■ OBJECTIVE ■
Look through the data below. Show each line where the string "labels" occurs.

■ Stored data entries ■
****************************************
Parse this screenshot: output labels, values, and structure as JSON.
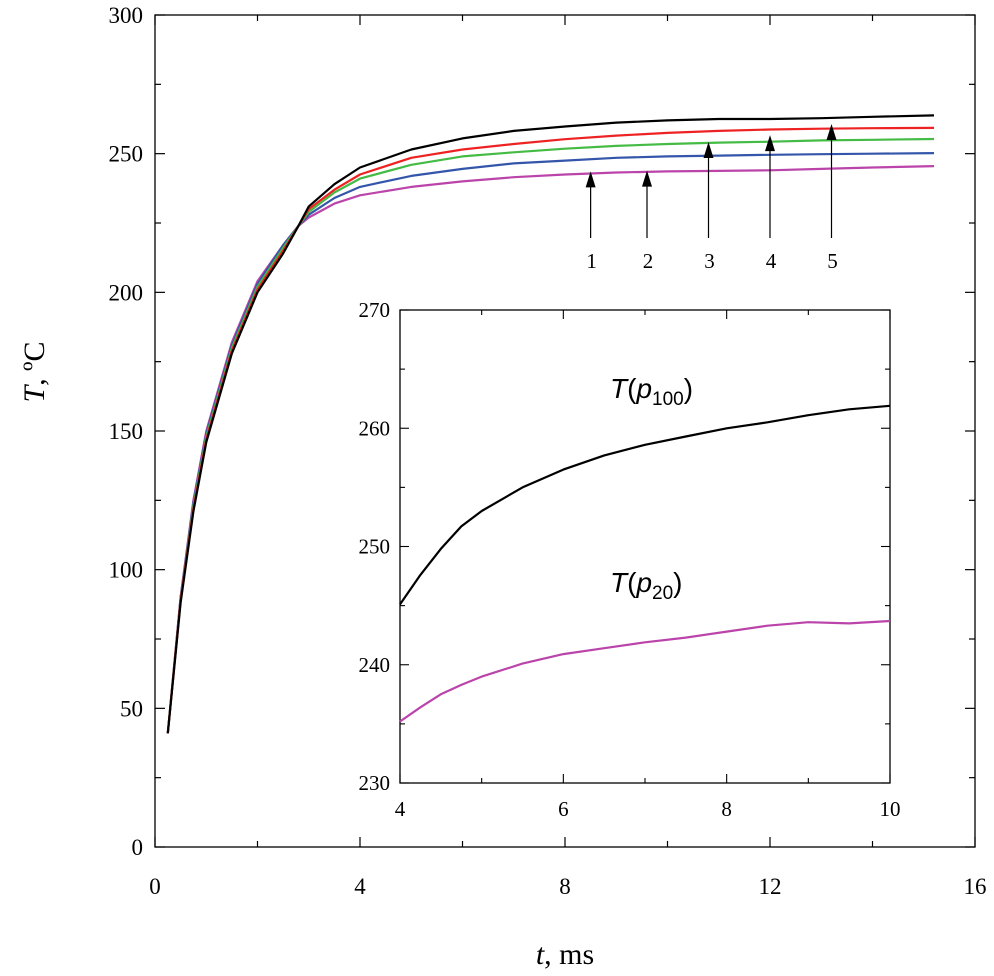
{
  "chart_data": {
    "type": "line",
    "title": "",
    "main": {
      "xlabel_var": "t",
      "xlabel_unit": ", ms",
      "ylabel_var": "T",
      "ylabel_unit": ", ºC",
      "xlim": [
        0,
        16
      ],
      "ylim": [
        0,
        300
      ],
      "xticks": [
        "0",
        "4",
        "8",
        "12",
        "16"
      ],
      "yticks": [
        "0",
        "50",
        "100",
        "150",
        "200",
        "250",
        "300"
      ],
      "x": [
        0.25,
        0.5,
        0.75,
        1.0,
        1.5,
        2.0,
        2.5,
        2.8,
        3.0,
        3.5,
        4.0,
        5.0,
        6.0,
        7.0,
        8.0,
        9.0,
        10.0,
        11.0,
        12.0,
        13.0,
        14.0,
        15.2
      ],
      "series": [
        {
          "name": "1",
          "color": "#bb44aa",
          "values": [
            41,
            90,
            125,
            150,
            182,
            204,
            217,
            224,
            227,
            232,
            235,
            238,
            240,
            241.5,
            242.5,
            243.2,
            243.6,
            243.8,
            244.0,
            244.5,
            245.0,
            245.5
          ]
        },
        {
          "name": "2",
          "color": "#3355aa",
          "values": [
            41,
            90,
            124,
            149,
            181,
            203,
            217,
            224,
            228,
            234,
            238,
            242,
            244.5,
            246.5,
            247.5,
            248.5,
            249.0,
            249.3,
            249.6,
            249.8,
            250.0,
            250.2
          ]
        },
        {
          "name": "3",
          "color": "#44bb44",
          "values": [
            41,
            89,
            123,
            148,
            180,
            202,
            216,
            224,
            229,
            236,
            241,
            246,
            249,
            250.5,
            251.8,
            252.8,
            253.5,
            254.0,
            254.3,
            254.8,
            255.0,
            255.3
          ]
        },
        {
          "name": "4",
          "color": "#ee2222",
          "values": [
            41,
            89,
            122,
            147,
            179,
            201,
            215,
            224,
            230,
            237,
            242.5,
            248.5,
            251.5,
            253.5,
            255.2,
            256.5,
            257.5,
            258.2,
            258.7,
            259.0,
            259.2,
            259.3
          ]
        },
        {
          "name": "5",
          "color": "#000000",
          "values": [
            41,
            88,
            121,
            146,
            178,
            200,
            214,
            224,
            231,
            239,
            245,
            251.5,
            255.5,
            258.2,
            259.8,
            261.2,
            262.0,
            262.5,
            262.5,
            262.8,
            263.3,
            263.8
          ]
        }
      ],
      "annotations": [
        {
          "label": "1",
          "x": 8.5,
          "y_tip": 243.6
        },
        {
          "label": "2",
          "x": 9.6,
          "y_tip": 243.9
        },
        {
          "label": "3",
          "x": 10.8,
          "y_tip": 254.2
        },
        {
          "label": "4",
          "x": 12.0,
          "y_tip": 256.7
        },
        {
          "label": "5",
          "x": 13.2,
          "y_tip": 260.7
        }
      ]
    },
    "inset": {
      "xlim": [
        4,
        10
      ],
      "ylim": [
        230,
        270
      ],
      "xticks": [
        "4",
        "6",
        "8",
        "10"
      ],
      "yticks": [
        "230",
        "240",
        "250",
        "260",
        "270"
      ],
      "x": [
        4.0,
        4.25,
        4.5,
        4.75,
        5.0,
        5.5,
        6.0,
        6.5,
        7.0,
        7.5,
        8.0,
        8.5,
        9.0,
        9.5,
        10.0
      ],
      "series": [
        {
          "name": "T(p100)",
          "color": "#000000",
          "values": [
            245.1,
            247.6,
            249.8,
            251.7,
            253.0,
            255.0,
            256.5,
            257.7,
            258.6,
            259.3,
            260.0,
            260.5,
            261.1,
            261.6,
            261.9
          ]
        },
        {
          "name": "T(p20)",
          "color": "#bb44aa",
          "values": [
            235.2,
            236.4,
            237.5,
            238.3,
            239.0,
            240.1,
            240.9,
            241.4,
            241.9,
            242.3,
            242.8,
            243.3,
            243.6,
            243.5,
            243.7
          ]
        }
      ],
      "labels": [
        {
          "italic": "T",
          "sub": "100"
        },
        {
          "italic": "T",
          "sub": "20"
        }
      ]
    }
  }
}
****************************************
■ ANSWER TO THIS TASK ■
Parse this screenshot: output labels, values, and structure as JSON.
      "labels": [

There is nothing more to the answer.